* **GOAL**: Each record must be reproduced exactly as it is shown.

* **Extracted data entries**:
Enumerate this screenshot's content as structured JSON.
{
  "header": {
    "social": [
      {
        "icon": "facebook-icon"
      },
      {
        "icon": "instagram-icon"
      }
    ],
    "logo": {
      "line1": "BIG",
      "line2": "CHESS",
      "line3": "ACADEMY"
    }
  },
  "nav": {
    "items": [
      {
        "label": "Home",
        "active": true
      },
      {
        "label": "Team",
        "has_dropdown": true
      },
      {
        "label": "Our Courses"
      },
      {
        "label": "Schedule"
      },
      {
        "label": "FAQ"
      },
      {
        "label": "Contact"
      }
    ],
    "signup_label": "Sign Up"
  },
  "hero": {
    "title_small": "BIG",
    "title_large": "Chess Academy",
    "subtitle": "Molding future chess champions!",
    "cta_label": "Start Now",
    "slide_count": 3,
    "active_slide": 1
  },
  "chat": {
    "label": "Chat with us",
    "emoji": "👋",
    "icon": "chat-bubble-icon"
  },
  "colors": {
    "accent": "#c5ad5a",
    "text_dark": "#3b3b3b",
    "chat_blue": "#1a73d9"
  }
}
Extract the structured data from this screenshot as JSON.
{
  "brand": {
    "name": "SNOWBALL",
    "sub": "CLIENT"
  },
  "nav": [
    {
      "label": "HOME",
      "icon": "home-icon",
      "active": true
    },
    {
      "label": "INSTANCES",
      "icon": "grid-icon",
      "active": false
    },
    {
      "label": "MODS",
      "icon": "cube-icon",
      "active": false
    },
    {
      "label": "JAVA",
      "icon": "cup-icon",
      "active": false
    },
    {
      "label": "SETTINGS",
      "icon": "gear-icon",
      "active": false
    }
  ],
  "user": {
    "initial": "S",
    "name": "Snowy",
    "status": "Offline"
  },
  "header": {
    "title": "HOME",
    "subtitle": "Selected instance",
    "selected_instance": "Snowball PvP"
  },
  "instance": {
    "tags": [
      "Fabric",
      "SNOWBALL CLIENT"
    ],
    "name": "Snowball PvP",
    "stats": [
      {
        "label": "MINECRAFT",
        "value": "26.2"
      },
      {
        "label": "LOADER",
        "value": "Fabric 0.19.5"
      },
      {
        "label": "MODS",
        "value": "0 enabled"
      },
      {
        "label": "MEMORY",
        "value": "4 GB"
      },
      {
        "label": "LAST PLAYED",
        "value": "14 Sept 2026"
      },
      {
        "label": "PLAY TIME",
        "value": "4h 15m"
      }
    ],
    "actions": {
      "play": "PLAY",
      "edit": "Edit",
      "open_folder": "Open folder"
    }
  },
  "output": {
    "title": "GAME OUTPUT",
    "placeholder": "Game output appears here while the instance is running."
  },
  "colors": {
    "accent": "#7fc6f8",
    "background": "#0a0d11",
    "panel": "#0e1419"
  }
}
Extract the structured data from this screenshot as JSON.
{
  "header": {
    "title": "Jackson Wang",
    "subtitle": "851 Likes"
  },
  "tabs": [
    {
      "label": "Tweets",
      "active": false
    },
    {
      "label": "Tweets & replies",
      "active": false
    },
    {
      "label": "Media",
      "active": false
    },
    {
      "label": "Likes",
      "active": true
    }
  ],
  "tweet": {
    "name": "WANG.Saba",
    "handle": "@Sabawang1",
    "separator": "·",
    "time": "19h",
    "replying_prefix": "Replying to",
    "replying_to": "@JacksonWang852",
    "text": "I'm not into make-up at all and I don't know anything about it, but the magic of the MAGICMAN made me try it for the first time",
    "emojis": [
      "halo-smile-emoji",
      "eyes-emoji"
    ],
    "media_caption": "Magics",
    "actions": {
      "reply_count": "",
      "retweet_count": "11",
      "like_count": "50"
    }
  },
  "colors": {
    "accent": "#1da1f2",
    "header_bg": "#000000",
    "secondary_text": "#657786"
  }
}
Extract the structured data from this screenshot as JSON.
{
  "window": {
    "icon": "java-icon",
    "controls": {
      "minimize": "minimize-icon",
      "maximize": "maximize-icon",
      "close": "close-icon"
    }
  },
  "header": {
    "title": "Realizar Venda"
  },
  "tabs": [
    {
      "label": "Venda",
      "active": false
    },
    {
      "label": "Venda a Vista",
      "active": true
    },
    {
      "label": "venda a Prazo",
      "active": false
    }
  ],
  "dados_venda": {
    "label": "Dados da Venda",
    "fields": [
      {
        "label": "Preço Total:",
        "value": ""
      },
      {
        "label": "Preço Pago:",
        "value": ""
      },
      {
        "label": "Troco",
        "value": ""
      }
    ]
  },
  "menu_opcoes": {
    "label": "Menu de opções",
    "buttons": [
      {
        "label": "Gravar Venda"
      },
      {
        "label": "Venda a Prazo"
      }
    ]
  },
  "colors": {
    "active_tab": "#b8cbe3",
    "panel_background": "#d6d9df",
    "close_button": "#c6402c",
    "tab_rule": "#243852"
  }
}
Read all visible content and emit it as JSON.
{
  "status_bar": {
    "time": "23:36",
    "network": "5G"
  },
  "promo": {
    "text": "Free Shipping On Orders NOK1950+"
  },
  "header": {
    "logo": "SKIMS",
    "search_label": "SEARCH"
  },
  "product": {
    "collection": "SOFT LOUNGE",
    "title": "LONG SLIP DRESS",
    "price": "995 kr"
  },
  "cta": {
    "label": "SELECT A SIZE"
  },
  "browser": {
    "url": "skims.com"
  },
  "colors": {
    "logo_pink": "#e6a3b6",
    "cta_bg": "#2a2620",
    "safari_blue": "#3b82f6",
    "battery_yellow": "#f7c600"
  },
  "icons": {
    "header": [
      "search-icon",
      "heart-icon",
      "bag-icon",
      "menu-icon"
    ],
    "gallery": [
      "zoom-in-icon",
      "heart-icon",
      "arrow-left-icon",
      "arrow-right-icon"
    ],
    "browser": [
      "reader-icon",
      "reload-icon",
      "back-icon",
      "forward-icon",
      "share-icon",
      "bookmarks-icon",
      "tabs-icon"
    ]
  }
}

* **PROBLEM SOLUTION**:
Enumerate this screenshot's content as structured JSON.
{
  "header": {
    "social": [
      {
        "icon": "facebook-icon"
      },
      {
        "icon": "instagram-icon"
      }
    ],
    "logo": {
      "line1": "BIG",
      "line2": "CHESS",
      "line3": "ACADEMY"
    }
  },
  "nav": {
    "items": [
      {
        "label": "Home",
        "active": true
      },
      {
        "label": "Team",
        "has_dropdown": true
      },
      {
        "label": "Our Courses"
      },
      {
        "label": "Schedule"
      },
      {
        "label": "FAQ"
      },
      {
        "label": "Contact"
      }
    ],
    "signup_label": "Sign Up"
  },
  "hero": {
    "title_small": "BIG",
    "title_large": "Chess Academy",
    "subtitle": "Molding future chess champions!",
    "cta_label": "Start Now",
    "slide_count": 3,
    "active_slide": 1
  },
  "chat": {
    "label": "Chat with us",
    "emoji": "👋",
    "icon": "chat-bubble-icon"
  },
  "colors": {
    "accent": "#c5ad5a",
    "text_dark": "#3b3b3b",
    "chat_blue": "#1a73d9"
  }
}
Extract the structured data from this screenshot as JSON.
{
  "brand": {
    "name": "SNOWBALL",
    "sub": "CLIENT"
  },
  "nav": [
    {
      "label": "HOME",
      "icon": "home-icon",
      "active": true
    },
    {
      "label": "INSTANCES",
      "icon": "grid-icon",
      "active": false
    },
    {
      "label": "MODS",
      "icon": "cube-icon",
      "active": false
    },
    {
      "label": "JAVA",
      "icon": "cup-icon",
      "active": false
    },
    {
      "label": "SETTINGS",
      "icon": "gear-icon",
      "active": false
    }
  ],
  "user": {
    "initial": "S",
    "name": "Snowy",
    "status": "Offline"
  },
  "header": {
    "title": "HOME",
    "subtitle": "Selected instance",
    "selected_instance": "Snowball PvP"
  },
  "instance": {
    "tags": [
      "Fabric",
      "SNOWBALL CLIENT"
    ],
    "name": "Snowball PvP",
    "stats": [
      {
        "label": "MINECRAFT",
        "value": "26.2"
      },
      {
        "label": "LOADER",
        "value": "Fabric 0.19.5"
      },
      {
        "label": "MODS",
        "value": "0 enabled"
      },
      {
        "label": "MEMORY",
        "value": "4 GB"
      },
      {
        "label": "LAST PLAYED",
        "value": "14 Sept 2026"
      },
      {
        "label": "PLAY TIME",
        "value": "4h 15m"
      }
    ],
    "actions": {
      "play": "PLAY",
      "edit": "Edit",
      "open_folder": "Open folder"
    }
  },
  "output": {
    "title": "GAME OUTPUT",
    "placeholder": "Game output appears here while the instance is running."
  },
  "colors": {
    "accent": "#7fc6f8",
    "background": "#0a0d11",
    "panel": "#0e1419"
  }
}
Extract the structured data from this screenshot as JSON.
{
  "header": {
    "title": "Jackson Wang",
    "subtitle": "851 Likes"
  },
  "tabs": [
    {
      "label": "Tweets",
      "active": false
    },
    {
      "label": "Tweets & replies",
      "active": false
    },
    {
      "label": "Media",
      "active": false
    },
    {
      "label": "Likes",
      "active": true
    }
  ],
  "tweet": {
    "name": "WANG.Saba",
    "handle": "@Sabawang1",
    "separator": "·",
    "time": "19h",
    "replying_prefix": "Replying to",
    "replying_to": "@JacksonWang852",
    "text": "I'm not into make-up at all and I don't know anything about it, but the magic of the MAGICMAN made me try it for the first time",
    "emojis": [
      "halo-smile-emoji",
      "eyes-emoji"
    ],
    "media_caption": "Magics",
    "actions": {
      "reply_count": "",
      "retweet_count": "11",
      "like_count": "50"
    }
  },
  "colors": {
    "accent": "#1da1f2",
    "header_bg": "#000000",
    "secondary_text": "#657786"
  }
}
Extract the structured data from this screenshot as JSON.
{
  "window": {
    "icon": "java-icon",
    "controls": {
      "minimize": "minimize-icon",
      "maximize": "maximize-icon",
      "close": "close-icon"
    }
  },
  "header": {
    "title": "Realizar Venda"
  },
  "tabs": [
    {
      "label": "Venda",
      "active": false
    },
    {
      "label": "Venda a Vista",
      "active": true
    },
    {
      "label": "venda a Prazo",
      "active": false
    }
  ],
  "dados_venda": {
    "label": "Dados da Venda",
    "fields": [
      {
        "label": "Preço Total:",
        "value": ""
      },
      {
        "label": "Preço Pago:",
        "value": ""
      },
      {
        "label": "Troco",
        "value": ""
      }
    ]
  },
  "menu_opcoes": {
    "label": "Menu de opções",
    "buttons": [
      {
        "label": "Gravar Venda"
      },
      {
        "label": "Venda a Prazo"
      }
    ]
  },
  "colors": {
    "active_tab": "#b8cbe3",
    "panel_background": "#d6d9df",
    "close_button": "#c6402c",
    "tab_rule": "#243852"
  }
}
Read all visible content and emit it as JSON.
{
  "status_bar": {
    "time": "23:36",
    "network": "5G"
  },
  "promo": {
    "text": "Free Shipping On Orders NOK1950+"
  },
  "header": {
    "logo": "SKIMS",
    "search_label": "SEARCH"
  },
  "product": {
    "collection": "SOFT LOUNGE",
    "title": "LONG SLIP DRESS",
    "price": "995 kr"
  },
  "cta": {
    "label": "SELECT A SIZE"
  },
  "browser": {
    "url": "skims.com"
  },
  "colors": {
    "logo_pink": "#e6a3b6",
    "cta_bg": "#2a2620",
    "safari_blue": "#3b82f6",
    "battery_yellow": "#f7c600"
  },
  "icons": {
    "header": [
      "search-icon",
      "heart-icon",
      "bag-icon",
      "menu-icon"
    ],
    "gallery": [
      "zoom-in-icon",
      "heart-icon",
      "arrow-left-icon",
      "arrow-right-icon"
    ],
    "browser": [
      "reader-icon",
      "reload-icon",
      "back-icon",
      "forward-icon",
      "share-icon",
      "bookmarks-icon",
      "tabs-icon"
    ]
  }
}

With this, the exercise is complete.